>> Start Information shown
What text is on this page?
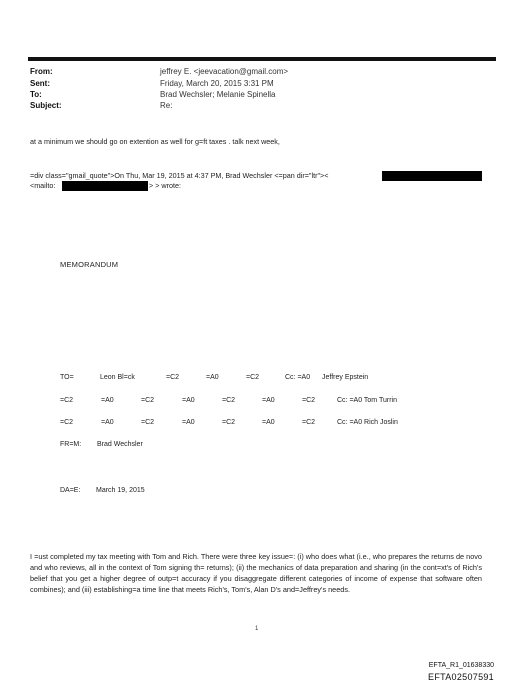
From:	jeffrey E. <jeevacation@gmail.com>
Sent:	Friday, March 20, 2015 3:31 PM
To:	Brad Wechsler; Melanie Spinella
Subject:	Re:
at a minimum we should go on extention as well for g=ft taxes . talk next week,
=div class="gmail_quote">On Thu, Mar 19, 2015 at 4:37 PM, Brad Wechsler <=pan dir="ltr"><
<mailto:	> > wrote:
MEMORANDUM
TO=	Leon Bl=ck	=C2	=A0	=C2	Cc: =A0 Jeffrey Epstein
=C2	=A0	=C2	=A0	=C2	=A0	=C2	Cc: =A0 Tom Turrin
=C2	=A0	=C2	=A0	=C2	=A0	=C2	Cc: =A0 Rich Joslin
FR=M: Brad Wechsler
DA=E: March 19, 2015
I =ust completed my tax meeting with Tom and Rich. There were three key issue=: (i) who does what (i.e., who prepares the returns de novo and who reviews, all in the context of Tom signing th= returns); (ii) the mechanics of data preparation and sharing (in the cont=xt's of Rich's belief that you get a higher degree of outp=t accuracy if you disaggregate different categories of income of expense that software often combines); and (iii) establishing=a time line that meets Rich's, Tom's, Alan D's and=Jeffrey's needs.
1
EFTA_R1_01638330
EFTA02507591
>> End Information shown
* Request
Copy out each line exactly, without the pictures.

* Task response
What text is on this page?
From:	jeffrey E. <jeevacation@gmail.com>
Sent:	Friday, March 20, 2015 3:31 PM
To:	Brad Wechsler; Melanie Spinella
Subject:	Re:
at a minimum we should go on extention as well for g=ft taxes . talk next week,
=div class="gmail_quote">On Thu, Mar 19, 2015 at 4:37 PM, Brad Wechsler <=pan dir="ltr"><
<mailto:	> > wrote:
MEMORANDUM
TO=	Leon Bl=ck	=C2	=A0	=C2	Cc: =A0 Jeffrey Epstein
=C2	=A0	=C2	=A0	=C2	=A0	=C2	Cc: =A0 Tom Turrin
=C2	=A0	=C2	=A0	=C2	=A0	=C2	Cc: =A0 Rich Joslin
FR=M: Brad Wechsler
DA=E: March 19, 2015
I =ust completed my tax meeting with Tom and Rich. There were three key issue=: (i) who does what (i.e., who prepares the returns de novo and who reviews, all in the context of Tom signing th= returns); (ii) the mechanics of data preparation and sharing (in the cont=xt's of Rich's belief that you get a higher degree of outp=t accuracy if you disaggregate different categories of income of expense that software often combines); and (iii) establishing=a time line that meets Rich's, Tom's, Alan D's and=Jeffrey's needs.
1
EFTA_R1_01638330
EFTA02507591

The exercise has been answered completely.